## Written task
Wherever "factor" appears in a line, copy that line.

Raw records

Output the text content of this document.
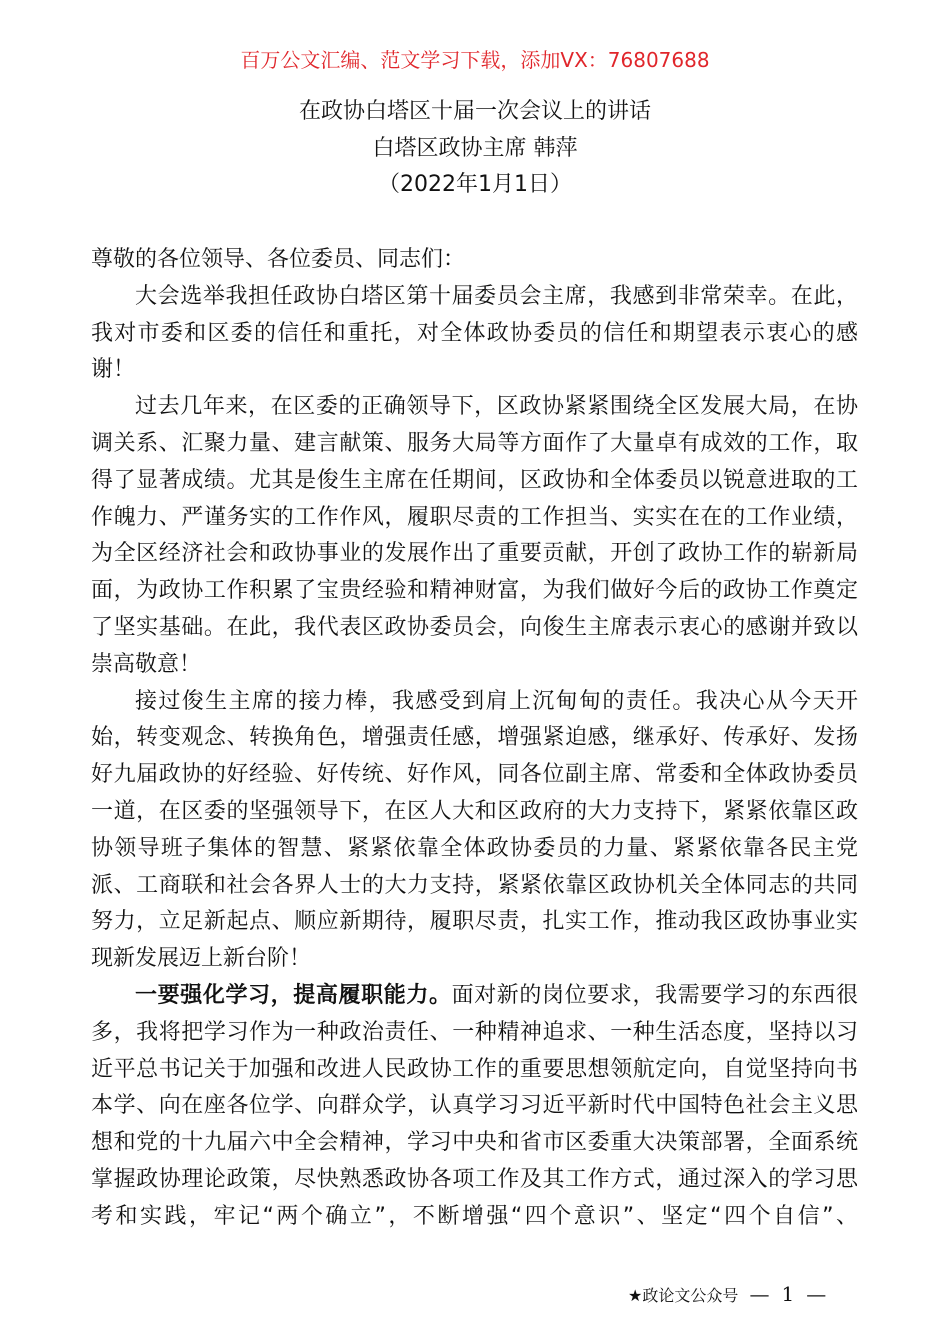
百万公文汇编、范文学习下载，添加VX：76807688
在政协白塔区十届一次会议上的讲话
白塔区政协主席 韩萍
（2022年1月1日）
尊敬的各位领导、各位委员、同志们：
大会选举我担任政协白塔区第十届委员会主席，我感到非常荣幸。在此，
我对市委和区委的信任和重托，对全体政协委员的信任和期望表示衷心的感
谢！
过去几年来，在区委的正确领导下，区政协紧紧围绕全区发展大局，在协
调关系、汇聚力量、建言献策、服务大局等方面作了大量卓有成效的工作，取
得了显著成绩。尤其是俊生主席在任期间，区政协和全体委员以锐意进取的工
作魄力、严谨务实的工作作风，履职尽责的工作担当、实实在在的工作业绩，
为全区经济社会和政协事业的发展作出了重要贡献，开创了政协工作的崭新局
面，为政协工作积累了宝贵经验和精神财富，为我们做好今后的政协工作奠定
了坚实基础。在此，我代表区政协委员会，向俊生主席表示衷心的感谢并致以
崇高敬意！
接过俊生主席的接力棒，我感受到肩上沉甸甸的责任。我决心从今天开
始，转变观念、转换角色，增强责任感，增强紧迫感，继承好、传承好、发扬
好九届政协的好经验、好传统、好作风，同各位副主席、常委和全体政协委员
一道，在区委的坚强领导下，在区人大和区政府的大力支持下，紧紧依靠区政
协领导班子集体的智慧、紧紧依靠全体政协委员的力量、紧紧依靠各民主党
派、工商联和社会各界人士的大力支持，紧紧依靠区政协机关全体同志的共同
努力，立足新起点、顺应新期待，履职尽责，扎实工作，推动我区政协事业实
现新发展迈上新台阶！
一要强化学习，提高履职能力。面对新的岗位要求，我需要学习的东西很
多，我将把学习作为一种政治责任、一种精神追求、一种生活态度，坚持以习
近平总书记关于加强和改进人民政协工作的重要思想领航定向，自觉坚持向书
本学、向在座各位学、向群众学，认真学习习近平新时代中国特色社会主义思
想和党的十九届六中全会精神，学习中央和省市区委重大决策部署，全面系统
掌握政协理论政策，尽快熟悉政协各项工作及其工作方式，通过深入的学习思
考和实践，牢记“两个确立”，不断增强“四个意识”、坚定“四个自信”、
★政论文公众号 — 1 —
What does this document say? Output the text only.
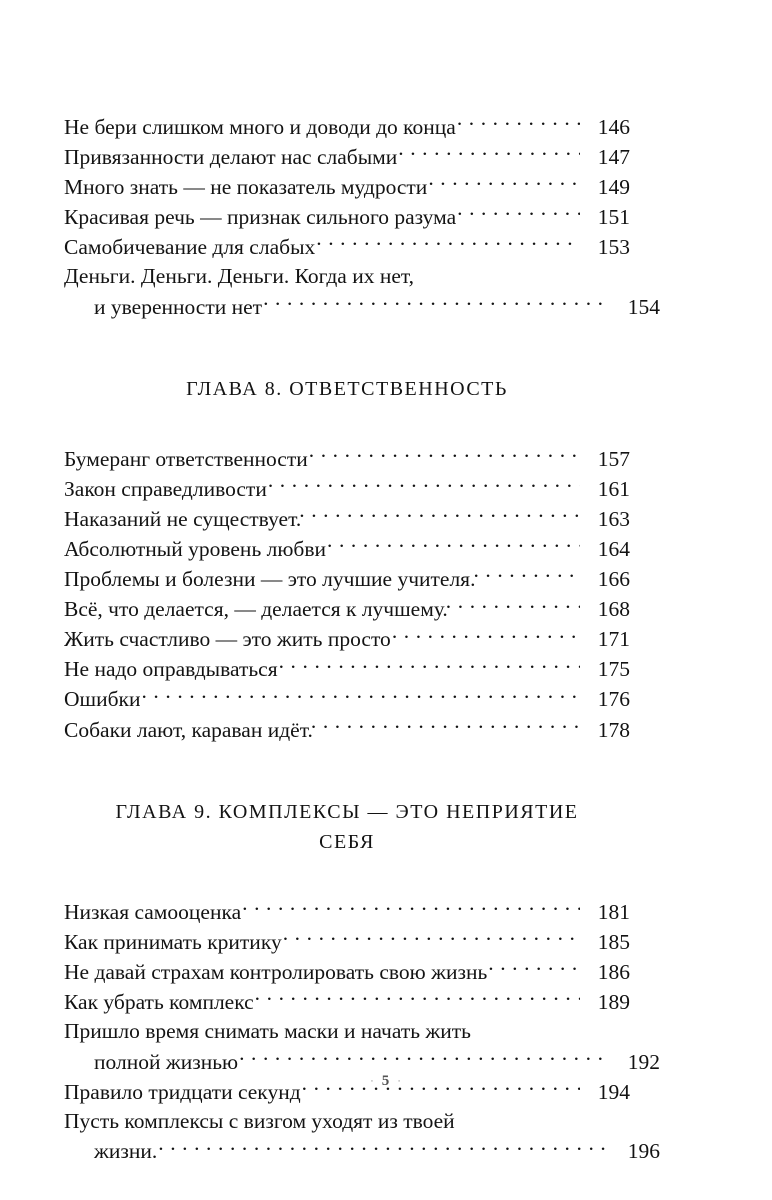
Не бери слишком много и доводи до конца . . .	146
Привязанности делают нас слабыми . . .	147
Много знать — не показатель мудрости . . .	149
Красивая речь — признак сильного разума . . .	151
Самобичевание для слабых . . .	153
Деньги. Деньги. Деньги. Когда их нет,
и уверенности нет . . .	154
ГЛАВА 8. ОТВЕТСТВЕННОСТЬ
Бумеранг ответственности . . .	157
Закон справедливости . . .	161
Наказаний не существует. . . .	163
Абсолютный уровень любви . . .	164
Проблемы и болезни — это лучшие учителя. . . .	166
Всё, что делается, — делается к лучшему. . . .	168
Жить счастливо — это жить просто . . .	171
Не надо оправдываться . . .	175
Ошибки . . .	176
Собаки лают, караван идёт. . . .	178
ГЛАВА 9. КОМПЛЕКСЫ — ЭТО НЕПРИЯТИЕ
СЕБЯ
Низкая самооценка . . .	181
Как принимать критику . . .	185
Не давай страхам контролировать свою жизнь . . .	186
Как убрать комплекс . . .	189
Пришло время снимать маски и начать жить
полной жизнью . . .	192
Правило тридцати секунд . . .	194
Пусть комплексы с визгом уходят из твоей
жизни. . . .	196
· 5 ·
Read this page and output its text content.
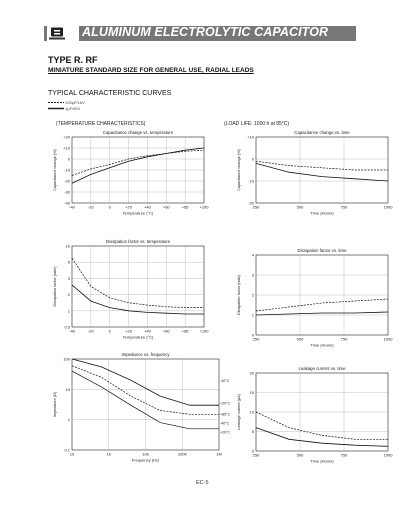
ALUMINUM ELECTROLYTIC CAPACITOR
TYPE R. RF
MINIATURE STANDARD SIZE FOR GENERAL USE, RADIAL LEADS
TYPICAL CHARACTERISTIC CURVES
100μF/16V
1μF/50V
(TEMPERATURE CHARACTERISTICS)	(LOAD LIFE: 1000 h at 85°C)
Capacitance change vs. temperature
-40	-20	0	+20	+40	+60	+85	+100
+20
+10
0
-10
-20
-30
-40
Temperature (°C)
Capacitance change (%)
Dissipation factor vs. temperature
-40	-20	0	+20	+40	+60	+85	+100
10
5
3
2
1
0.5
Temperature (°C)
Dissipation factor (ratio)
Impedance vs. frequency
10	1k	10k	100k	1M
100
10
1
0.1
Frequency (Hz)
Impedance (Ω)
-40°C
+20°C
+85°C
-40°C
+20°C
Capacitance change vs. time
250	500	750	1000
+10
0
-10
-20
Time (Hours)
Capacitance change (%)
Dissipation factor vs. time
250	500	750	1000
4
3
2
1
0
Time (Hours)
Dissipation factor (ratio)
Leakage current vs. time
250	500	750	1000
20
15
10
5
0
Time (Hours)
Leakage current (μA)
EC-5
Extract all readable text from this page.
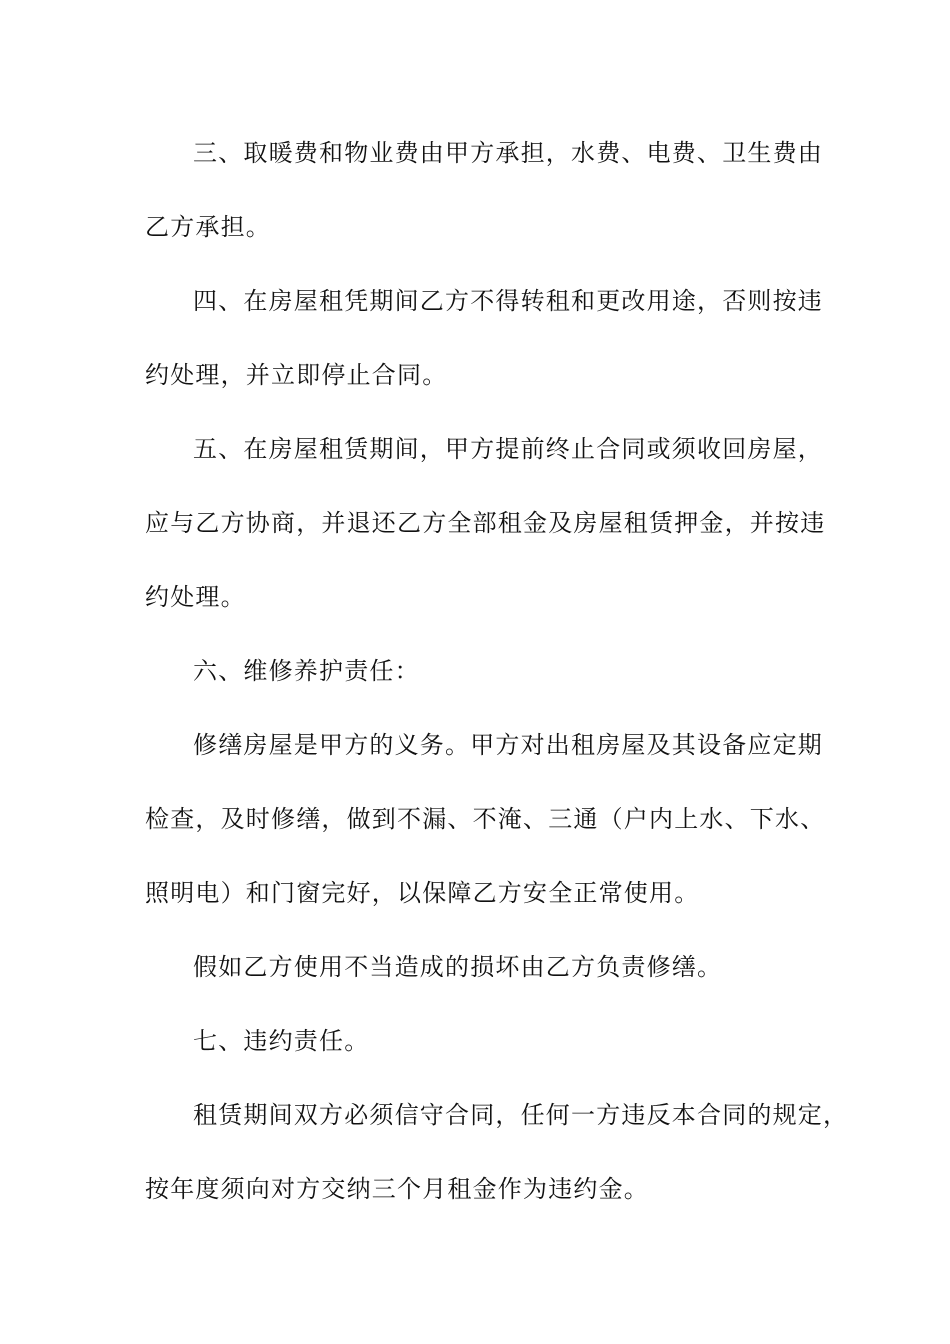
三、取暖费和物业费由甲方承担，水费、电费、卫生费由
乙方承担。
四、在房屋租凭期间乙方不得转租和更改用途，否则按违
约处理，并立即停止合同。
五、在房屋租赁期间，甲方提前终止合同或须收回房屋，
应与乙方协商，并退还乙方全部租金及房屋租赁押金，并按违
约处理。
六、维修养护责任：
修缮房屋是甲方的义务。甲方对出租房屋及其设备应定期
检查，及时修缮，做到不漏、不淹、三通（户内上水、下水、
照明电）和门窗完好，以保障乙方安全正常使用。
假如乙方使用不当造成的损坏由乙方负责修缮。
七、违约责任。
租赁期间双方必须信守合同，任何一方违反本合同的规定，
按年度须向对方交纳三个月租金作为违约金。
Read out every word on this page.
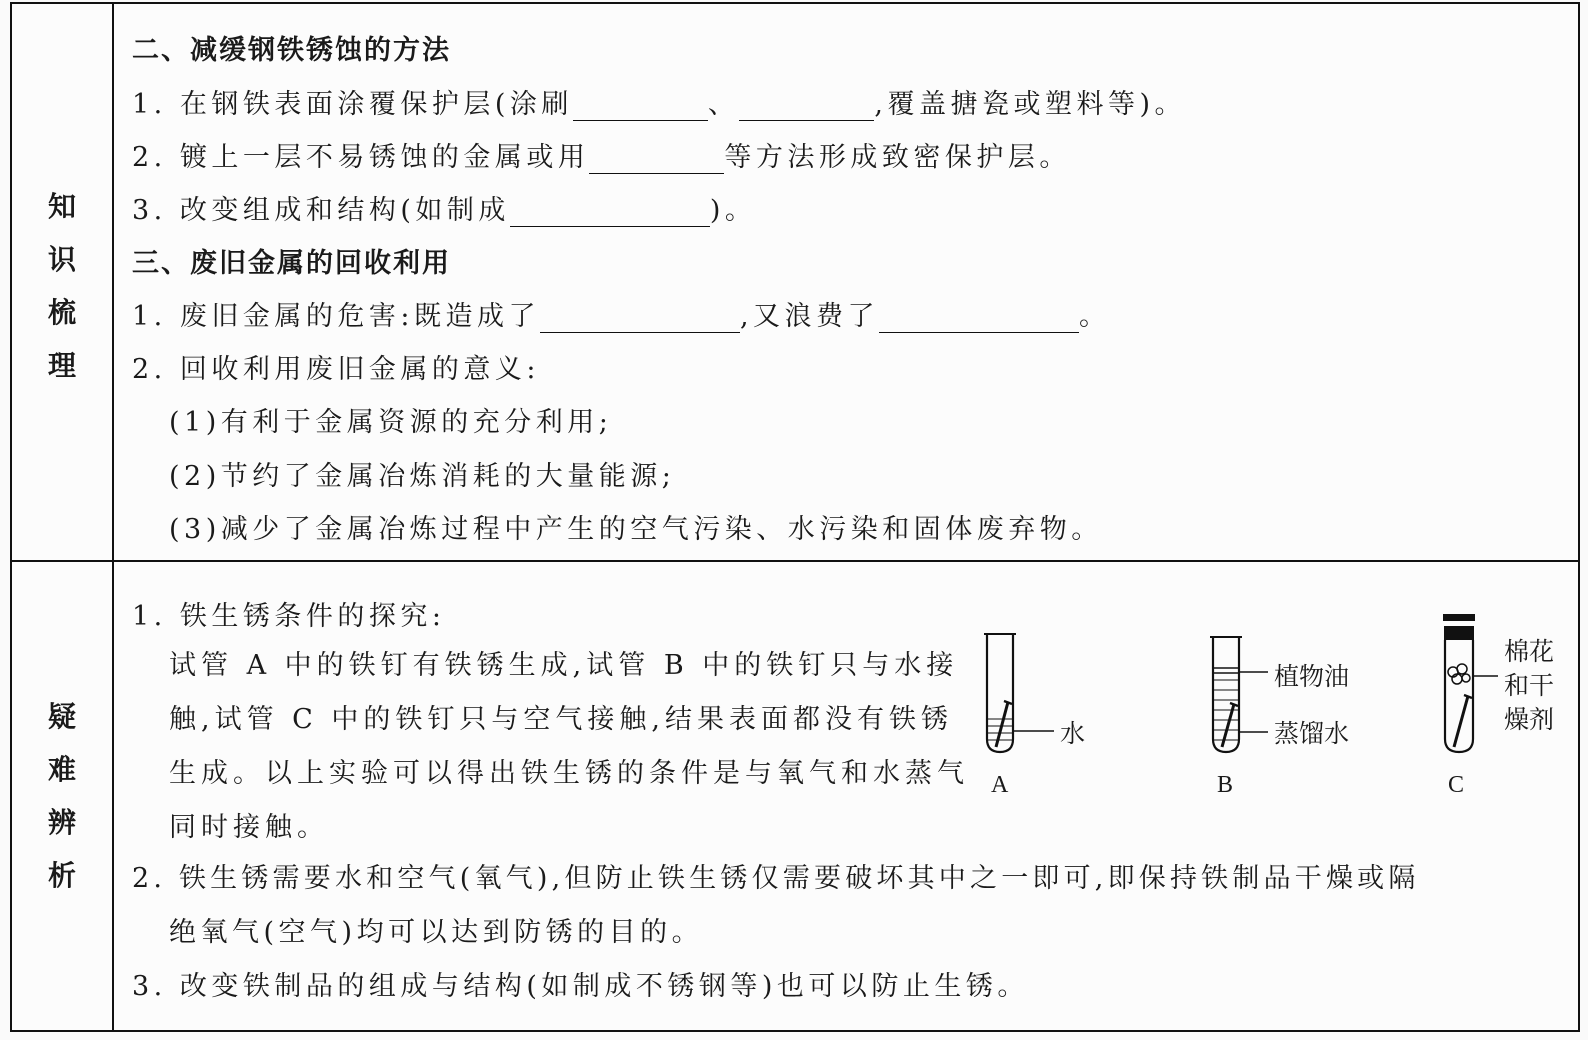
知
识
梳
理
二、减缓钢铁锈蚀的方法
1. 在钢铁表面涂覆保护层(涂刷	、	,覆盖搪瓷或塑料等)。
2. 镀上一层不易锈蚀的金属或用	等方法形成致密保护层。
3. 改变组成和结构(如制成	)。
三、废旧金属的回收利用
1. 废旧金属的危害:既造成了	,又浪费了	。
2. 回收利用废旧金属的意义:
(1)有利于金属资源的充分利用;
(2)节约了金属冶炼消耗的大量能源;
(3)减少了金属冶炼过程中产生的空气污染、水污染和固体废弃物。
疑
难
辨
析
1. 铁生锈条件的探究:
试管 A 中的铁钉有铁锈生成,试管 B 中的铁钉只与水接触,试管 C 中的铁钉只与空气接触,结果表面都没有铁锈生成。以上实验可以得出铁生锈的条件是与氧气和水蒸气同时接触。
2. 铁生锈需要水和空气(氧气),但防止铁生锈仅需要破坏其中之一即可,即保持铁制品干燥或隔
绝氧气(空气)均可以达到防锈的目的。
3. 改变铁制品的组成与结构(如制成不锈钢等)也可以防止生锈。
水
植物油
蒸馏水
棉花
和干
燥剂
A	B	C
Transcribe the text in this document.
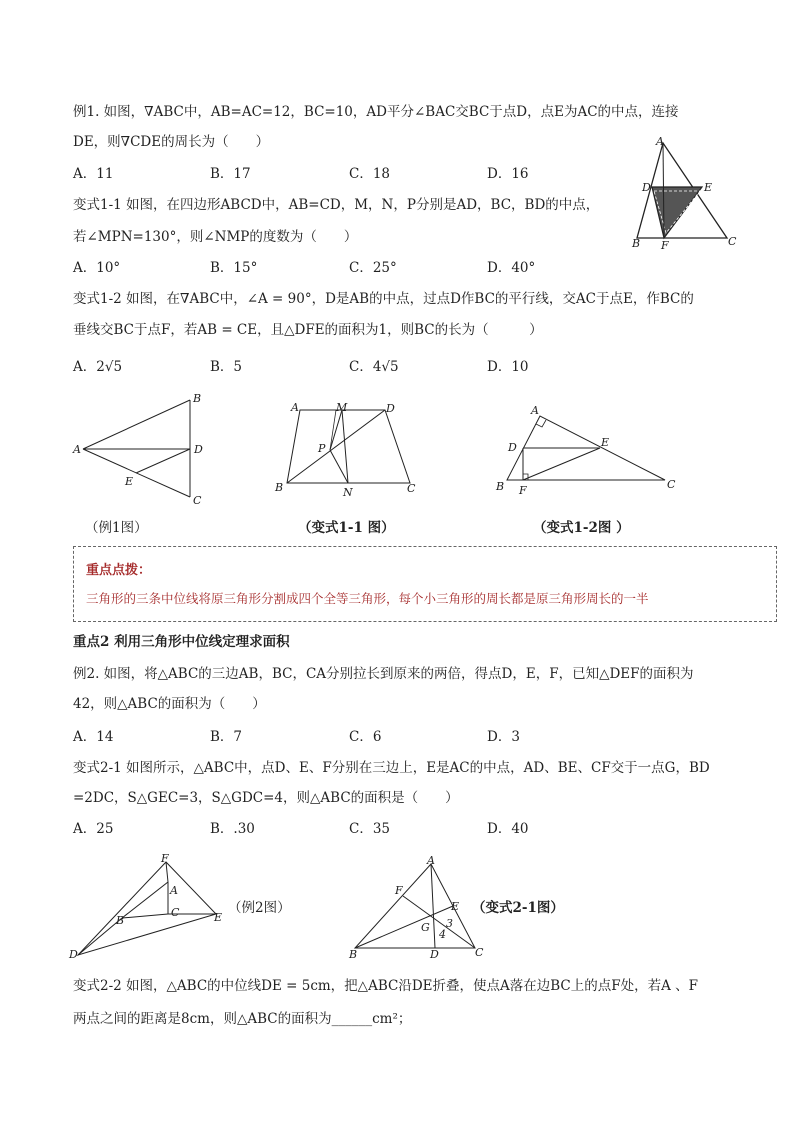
例1. 如图，∇ABC中，AB=AC=12，BC=10，AD平分∠BAC交BC于点D，点E为AC的中点，连接
DE，则∇CDE的周长为（　　）
A．11	B．17	C．18	D．16
A
D	E
B F	C
变式1-1 如图，在四边形ABCD中，AB=CD，M，N，P分别是AD，BC，BD的中点，
若∠MPN=130°，则∠NMP的度数为（　　）
A．10°	B．15°	C．25°	D．40°
变式1-2 如图，在∇ABC中，∠A = 90°，D是AB的中点，过点D作BC的平行线，交AC于点E，作BC的
垂线交BC于点F，若AB = CE，且△DFE的面积为1，则BC的长为（　　　）
A．2√5	B．5	C．4√5	D．10
B
A	D
E
C
A	M	D
P
B	N	C
A
D	E
B F	C
（例1图）	（变式1-1 图）	（变式1-2图 ）
重点点拨：
三角形的三条中位线将原三角形分割成四个全等三角形，每个小三角形的周长都是原三角形周长的一半
重点2 利用三角形中位线定理求面积
例2. 如图，将△ABC的三边AB，BC，CA分别拉长到原来的两倍，得点D，E，F，已知△DEF的面积为
42，则△ABC的面积为（　　）
A．14	B．7	C．6	D．3
变式2-1 如图所示，△ABC中，点D、E、F分别在三边上，E是AC的中点，AD、BE、CF交于一点G，BD
=2DC，S△GEC=3，S△GDC=4，则△ABC的面积是（　　）
A．25	B．.30	C．35	D．40
F
A
B
C	E
D
（例2图）
A
F
E
G 3
4
B	D	C
（变式2-1图）
变式2-2 如图，△ABC的中位线DE = 5cm，把△ABC沿DE折叠，使点A落在边BC上的点F处，若A 、F
两点之间的距离是8cm，则△ABC的面积为______cm²；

## The completed task
Dissipation factor vs. temperature
Dissipation factor (ratio)
Dissipation factor vs. time
Dissipation factor (ratio)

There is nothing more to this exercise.